**INSTRUCTIONS TO FOLLOW**
Select the lines that contain "color" and copy each of them.

Items from a data source
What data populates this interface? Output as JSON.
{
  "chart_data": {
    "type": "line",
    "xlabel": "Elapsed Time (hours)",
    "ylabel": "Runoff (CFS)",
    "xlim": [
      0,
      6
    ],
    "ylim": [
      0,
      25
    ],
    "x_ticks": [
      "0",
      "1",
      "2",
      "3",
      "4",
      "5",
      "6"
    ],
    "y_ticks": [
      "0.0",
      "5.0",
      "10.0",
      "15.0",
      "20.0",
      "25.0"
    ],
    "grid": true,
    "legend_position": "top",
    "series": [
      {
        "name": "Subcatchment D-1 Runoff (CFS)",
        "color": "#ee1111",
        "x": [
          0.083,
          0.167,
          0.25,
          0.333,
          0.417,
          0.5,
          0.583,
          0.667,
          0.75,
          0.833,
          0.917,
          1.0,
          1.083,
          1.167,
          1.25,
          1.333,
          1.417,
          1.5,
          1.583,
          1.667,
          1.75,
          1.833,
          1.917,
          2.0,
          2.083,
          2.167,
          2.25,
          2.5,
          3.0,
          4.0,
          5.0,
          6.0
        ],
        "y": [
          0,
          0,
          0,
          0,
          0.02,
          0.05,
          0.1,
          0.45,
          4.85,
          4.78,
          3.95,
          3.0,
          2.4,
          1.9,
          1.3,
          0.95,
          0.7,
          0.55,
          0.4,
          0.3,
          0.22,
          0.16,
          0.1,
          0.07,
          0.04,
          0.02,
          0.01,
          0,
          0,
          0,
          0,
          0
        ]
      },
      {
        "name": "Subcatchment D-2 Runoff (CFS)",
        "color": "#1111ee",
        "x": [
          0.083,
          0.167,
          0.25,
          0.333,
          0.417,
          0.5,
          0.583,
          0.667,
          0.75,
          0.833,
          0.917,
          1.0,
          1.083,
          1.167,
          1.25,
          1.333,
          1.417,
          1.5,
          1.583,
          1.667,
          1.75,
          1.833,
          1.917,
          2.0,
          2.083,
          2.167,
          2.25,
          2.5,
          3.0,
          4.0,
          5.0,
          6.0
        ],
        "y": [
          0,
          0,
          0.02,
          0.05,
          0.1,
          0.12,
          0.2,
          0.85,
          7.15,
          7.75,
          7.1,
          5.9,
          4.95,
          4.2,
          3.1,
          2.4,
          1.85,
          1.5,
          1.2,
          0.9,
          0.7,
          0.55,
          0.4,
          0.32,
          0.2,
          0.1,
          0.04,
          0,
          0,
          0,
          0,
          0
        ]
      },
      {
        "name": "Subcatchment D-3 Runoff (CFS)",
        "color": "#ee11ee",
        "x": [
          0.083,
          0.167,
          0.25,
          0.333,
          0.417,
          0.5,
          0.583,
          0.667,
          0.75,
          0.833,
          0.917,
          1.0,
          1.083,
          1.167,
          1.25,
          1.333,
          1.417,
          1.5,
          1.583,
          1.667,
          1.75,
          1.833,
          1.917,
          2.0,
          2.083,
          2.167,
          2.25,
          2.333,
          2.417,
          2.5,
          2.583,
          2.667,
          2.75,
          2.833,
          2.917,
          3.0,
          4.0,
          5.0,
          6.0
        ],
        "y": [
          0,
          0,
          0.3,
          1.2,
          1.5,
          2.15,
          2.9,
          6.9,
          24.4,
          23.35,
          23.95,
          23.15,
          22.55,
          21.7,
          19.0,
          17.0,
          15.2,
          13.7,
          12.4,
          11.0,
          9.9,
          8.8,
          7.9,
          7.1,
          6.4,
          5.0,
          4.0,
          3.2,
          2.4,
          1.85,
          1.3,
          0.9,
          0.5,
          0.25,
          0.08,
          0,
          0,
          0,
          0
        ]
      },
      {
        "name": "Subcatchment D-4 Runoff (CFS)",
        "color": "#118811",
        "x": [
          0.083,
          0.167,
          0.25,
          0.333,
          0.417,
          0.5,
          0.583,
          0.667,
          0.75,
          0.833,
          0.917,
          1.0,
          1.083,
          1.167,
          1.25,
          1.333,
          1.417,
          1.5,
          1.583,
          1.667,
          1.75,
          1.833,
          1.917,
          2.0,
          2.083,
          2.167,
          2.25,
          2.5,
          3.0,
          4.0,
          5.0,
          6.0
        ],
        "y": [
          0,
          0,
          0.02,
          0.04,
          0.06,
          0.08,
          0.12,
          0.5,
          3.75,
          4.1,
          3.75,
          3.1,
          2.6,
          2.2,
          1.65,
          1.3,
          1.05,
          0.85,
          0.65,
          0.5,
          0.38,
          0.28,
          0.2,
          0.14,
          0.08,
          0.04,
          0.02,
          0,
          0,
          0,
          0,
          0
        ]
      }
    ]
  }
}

**TASK ANSWER**
        "color": "#ee1111",
        "color": "#1111ee",
        "color": "#ee11ee",
        "color": "#118811",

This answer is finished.